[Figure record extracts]
··········
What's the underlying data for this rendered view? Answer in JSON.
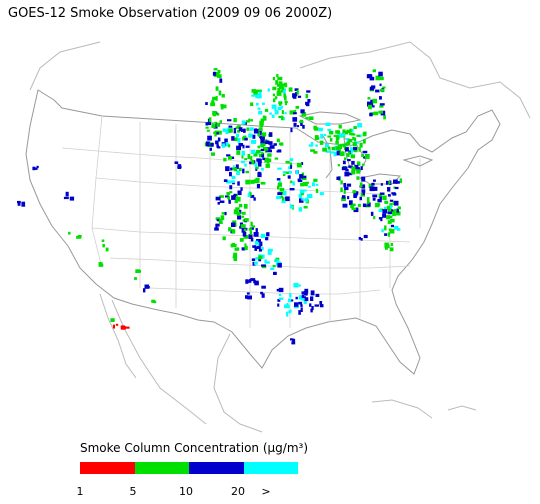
{
  "title": "GOES-12 Smoke Observation (2009 09 06  2000Z)",
  "legend": {
    "title": "Smoke Column Concentration (µg/m³)",
    "bins": [
      {
        "color": "#ff0000",
        "from": "1",
        "to": "5"
      },
      {
        "color": "#00e000",
        "from": "5",
        "to": "10"
      },
      {
        "color": "#0000cc",
        "from": "10",
        "to": "20"
      },
      {
        "color": "#00ffff",
        "from": "20",
        "to": ">"
      }
    ],
    "tick_labels": [
      "1",
      "5",
      "10",
      "20",
      ">"
    ]
  },
  "map": {
    "region": "Continental United States",
    "boundary_color": "#cccccc",
    "coast_color": "#999999"
  }
}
··········
TASK
Find each line holding the string "Smoke" and copy it out.

RESULT OF THE TASK
  "title": "GOES-12 Smoke Observation (2009 09 06  2000Z)",
    "title": "Smoke Column Concentration (µg/m³)",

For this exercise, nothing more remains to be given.